WRITTEN EXERCISE: Return, word for word, every line that follows.

EXCERPTED RECORDS:
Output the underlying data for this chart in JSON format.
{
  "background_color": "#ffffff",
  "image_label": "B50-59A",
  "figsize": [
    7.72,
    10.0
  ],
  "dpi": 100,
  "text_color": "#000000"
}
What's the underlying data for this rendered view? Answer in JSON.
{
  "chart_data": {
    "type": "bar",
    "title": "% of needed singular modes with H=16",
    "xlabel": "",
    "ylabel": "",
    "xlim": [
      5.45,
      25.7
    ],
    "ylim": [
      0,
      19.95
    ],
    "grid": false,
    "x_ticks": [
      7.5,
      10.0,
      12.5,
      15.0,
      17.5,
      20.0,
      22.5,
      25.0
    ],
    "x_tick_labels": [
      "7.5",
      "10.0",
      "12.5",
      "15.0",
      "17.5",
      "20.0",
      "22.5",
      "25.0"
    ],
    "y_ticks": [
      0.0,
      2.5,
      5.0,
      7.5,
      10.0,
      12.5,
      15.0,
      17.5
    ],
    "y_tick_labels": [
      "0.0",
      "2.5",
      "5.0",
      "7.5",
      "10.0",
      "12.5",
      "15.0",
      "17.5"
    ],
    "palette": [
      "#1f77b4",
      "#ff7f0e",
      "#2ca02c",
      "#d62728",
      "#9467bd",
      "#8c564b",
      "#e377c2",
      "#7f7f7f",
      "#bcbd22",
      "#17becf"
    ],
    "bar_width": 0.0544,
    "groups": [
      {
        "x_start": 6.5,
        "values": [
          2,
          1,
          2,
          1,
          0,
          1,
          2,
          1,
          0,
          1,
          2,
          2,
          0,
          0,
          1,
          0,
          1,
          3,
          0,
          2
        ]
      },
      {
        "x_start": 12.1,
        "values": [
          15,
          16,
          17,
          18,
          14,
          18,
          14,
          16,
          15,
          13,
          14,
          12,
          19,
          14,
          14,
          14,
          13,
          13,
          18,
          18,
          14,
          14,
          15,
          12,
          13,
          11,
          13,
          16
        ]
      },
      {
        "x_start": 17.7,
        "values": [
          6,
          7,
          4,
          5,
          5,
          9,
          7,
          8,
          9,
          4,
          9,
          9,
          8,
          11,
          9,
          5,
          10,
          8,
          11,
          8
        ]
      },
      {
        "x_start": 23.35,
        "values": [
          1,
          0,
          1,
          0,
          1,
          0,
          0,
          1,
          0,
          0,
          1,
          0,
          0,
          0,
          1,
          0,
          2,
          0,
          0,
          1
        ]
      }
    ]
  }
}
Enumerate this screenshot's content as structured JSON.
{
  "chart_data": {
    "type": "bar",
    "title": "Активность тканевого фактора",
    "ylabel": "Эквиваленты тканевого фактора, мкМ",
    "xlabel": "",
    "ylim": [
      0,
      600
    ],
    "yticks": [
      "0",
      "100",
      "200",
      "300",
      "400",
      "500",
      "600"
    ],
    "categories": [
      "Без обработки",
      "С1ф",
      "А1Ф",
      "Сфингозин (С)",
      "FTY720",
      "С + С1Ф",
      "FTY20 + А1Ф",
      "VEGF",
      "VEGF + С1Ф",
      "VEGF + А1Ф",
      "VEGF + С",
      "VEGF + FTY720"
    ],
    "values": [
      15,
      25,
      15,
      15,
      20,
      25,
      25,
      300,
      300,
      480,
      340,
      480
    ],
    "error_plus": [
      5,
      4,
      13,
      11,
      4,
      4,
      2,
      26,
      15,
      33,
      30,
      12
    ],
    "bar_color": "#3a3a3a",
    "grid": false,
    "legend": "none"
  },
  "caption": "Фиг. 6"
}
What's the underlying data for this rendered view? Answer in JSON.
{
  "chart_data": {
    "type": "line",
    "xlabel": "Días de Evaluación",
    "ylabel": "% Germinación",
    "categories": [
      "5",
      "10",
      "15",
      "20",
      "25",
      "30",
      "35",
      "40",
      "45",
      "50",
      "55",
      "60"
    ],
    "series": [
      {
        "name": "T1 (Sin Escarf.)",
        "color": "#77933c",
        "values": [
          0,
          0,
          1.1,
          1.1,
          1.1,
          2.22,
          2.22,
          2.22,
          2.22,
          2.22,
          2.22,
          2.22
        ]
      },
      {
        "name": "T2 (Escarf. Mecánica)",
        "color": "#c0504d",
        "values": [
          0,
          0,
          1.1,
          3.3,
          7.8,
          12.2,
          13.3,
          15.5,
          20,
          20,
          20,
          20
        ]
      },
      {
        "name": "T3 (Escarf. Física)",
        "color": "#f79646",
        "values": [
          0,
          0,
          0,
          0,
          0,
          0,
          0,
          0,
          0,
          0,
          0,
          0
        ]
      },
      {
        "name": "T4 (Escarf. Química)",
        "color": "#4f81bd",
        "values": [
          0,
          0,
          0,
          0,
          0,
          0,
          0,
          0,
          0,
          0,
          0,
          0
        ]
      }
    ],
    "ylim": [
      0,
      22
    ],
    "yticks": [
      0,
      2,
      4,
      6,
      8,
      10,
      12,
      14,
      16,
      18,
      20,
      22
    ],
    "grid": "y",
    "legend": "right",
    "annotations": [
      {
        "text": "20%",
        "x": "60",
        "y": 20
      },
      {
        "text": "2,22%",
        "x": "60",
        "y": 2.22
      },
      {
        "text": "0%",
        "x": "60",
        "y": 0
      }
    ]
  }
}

FULL OUTPUT:
Output the underlying data for this chart in JSON format.
{
  "background_color": "#ffffff",
  "image_label": "B50-59A",
  "figsize": [
    7.72,
    10.0
  ],
  "dpi": 100,
  "text_color": "#000000"
}
What's the underlying data for this rendered view? Answer in JSON.
{
  "chart_data": {
    "type": "bar",
    "title": "% of needed singular modes with H=16",
    "xlabel": "",
    "ylabel": "",
    "xlim": [
      5.45,
      25.7
    ],
    "ylim": [
      0,
      19.95
    ],
    "grid": false,
    "x_ticks": [
      7.5,
      10.0,
      12.5,
      15.0,
      17.5,
      20.0,
      22.5,
      25.0
    ],
    "x_tick_labels": [
      "7.5",
      "10.0",
      "12.5",
      "15.0",
      "17.5",
      "20.0",
      "22.5",
      "25.0"
    ],
    "y_ticks": [
      0.0,
      2.5,
      5.0,
      7.5,
      10.0,
      12.5,
      15.0,
      17.5
    ],
    "y_tick_labels": [
      "0.0",
      "2.5",
      "5.0",
      "7.5",
      "10.0",
      "12.5",
      "15.0",
      "17.5"
    ],
    "palette": [
      "#1f77b4",
      "#ff7f0e",
      "#2ca02c",
      "#d62728",
      "#9467bd",
      "#8c564b",
      "#e377c2",
      "#7f7f7f",
      "#bcbd22",
      "#17becf"
    ],
    "bar_width": 0.0544,
    "groups": [
      {
        "x_start": 6.5,
        "values": [
          2,
          1,
          2,
          1,
          0,
          1,
          2,
          1,
          0,
          1,
          2,
          2,
          0,
          0,
          1,
          0,
          1,
          3,
          0,
          2
        ]
      },
      {
        "x_start": 12.1,
        "values": [
          15,
          16,
          17,
          18,
          14,
          18,
          14,
          16,
          15,
          13,
          14,
          12,
          19,
          14,
          14,
          14,
          13,
          13,
          18,
          18,
          14,
          14,
          15,
          12,
          13,
          11,
          13,
          16
        ]
      },
      {
        "x_start": 17.7,
        "values": [
          6,
          7,
          4,
          5,
          5,
          9,
          7,
          8,
          9,
          4,
          9,
          9,
          8,
          11,
          9,
          5,
          10,
          8,
          11,
          8
        ]
      },
      {
        "x_start": 23.35,
        "values": [
          1,
          0,
          1,
          0,
          1,
          0,
          0,
          1,
          0,
          0,
          1,
          0,
          0,
          0,
          1,
          0,
          2,
          0,
          0,
          1
        ]
      }
    ]
  }
}
Enumerate this screenshot's content as structured JSON.
{
  "chart_data": {
    "type": "bar",
    "title": "Активность тканевого фактора",
    "ylabel": "Эквиваленты тканевого фактора, мкМ",
    "xlabel": "",
    "ylim": [
      0,
      600
    ],
    "yticks": [
      "0",
      "100",
      "200",
      "300",
      "400",
      "500",
      "600"
    ],
    "categories": [
      "Без обработки",
      "С1ф",
      "А1Ф",
      "Сфингозин (С)",
      "FTY720",
      "С + С1Ф",
      "FTY20 + А1Ф",
      "VEGF",
      "VEGF + С1Ф",
      "VEGF + А1Ф",
      "VEGF + С",
      "VEGF + FTY720"
    ],
    "values": [
      15,
      25,
      15,
      15,
      20,
      25,
      25,
      300,
      300,
      480,
      340,
      480
    ],
    "error_plus": [
      5,
      4,
      13,
      11,
      4,
      4,
      2,
      26,
      15,
      33,
      30,
      12
    ],
    "bar_color": "#3a3a3a",
    "grid": false,
    "legend": "none"
  },
  "caption": "Фиг. 6"
}
What's the underlying data for this rendered view? Answer in JSON.
{
  "chart_data": {
    "type": "line",
    "xlabel": "Días de Evaluación",
    "ylabel": "% Germinación",
    "categories": [
      "5",
      "10",
      "15",
      "20",
      "25",
      "30",
      "35",
      "40",
      "45",
      "50",
      "55",
      "60"
    ],
    "series": [
      {
        "name": "T1 (Sin Escarf.)",
        "color": "#77933c",
        "values": [
          0,
          0,
          1.1,
          1.1,
          1.1,
          2.22,
          2.22,
          2.22,
          2.22,
          2.22,
          2.22,
          2.22
        ]
      },
      {
        "name": "T2 (Escarf. Mecánica)",
        "color": "#c0504d",
        "values": [
          0,
          0,
          1.1,
          3.3,
          7.8,
          12.2,
          13.3,
          15.5,
          20,
          20,
          20,
          20
        ]
      },
      {
        "name": "T3 (Escarf. Física)",
        "color": "#f79646",
        "values": [
          0,
          0,
          0,
          0,
          0,
          0,
          0,
          0,
          0,
          0,
          0,
          0
        ]
      },
      {
        "name": "T4 (Escarf. Química)",
        "color": "#4f81bd",
        "values": [
          0,
          0,
          0,
          0,
          0,
          0,
          0,
          0,
          0,
          0,
          0,
          0
        ]
      }
    ],
    "ylim": [
      0,
      22
    ],
    "yticks": [
      0,
      2,
      4,
      6,
      8,
      10,
      12,
      14,
      16,
      18,
      20,
      22
    ],
    "grid": "y",
    "legend": "right",
    "annotations": [
      {
        "text": "20%",
        "x": "60",
        "y": 20
      },
      {
        "text": "2,22%",
        "x": "60",
        "y": 2.22
      },
      {
        "text": "0%",
        "x": "60",
        "y": 0
      }
    ]
  }
}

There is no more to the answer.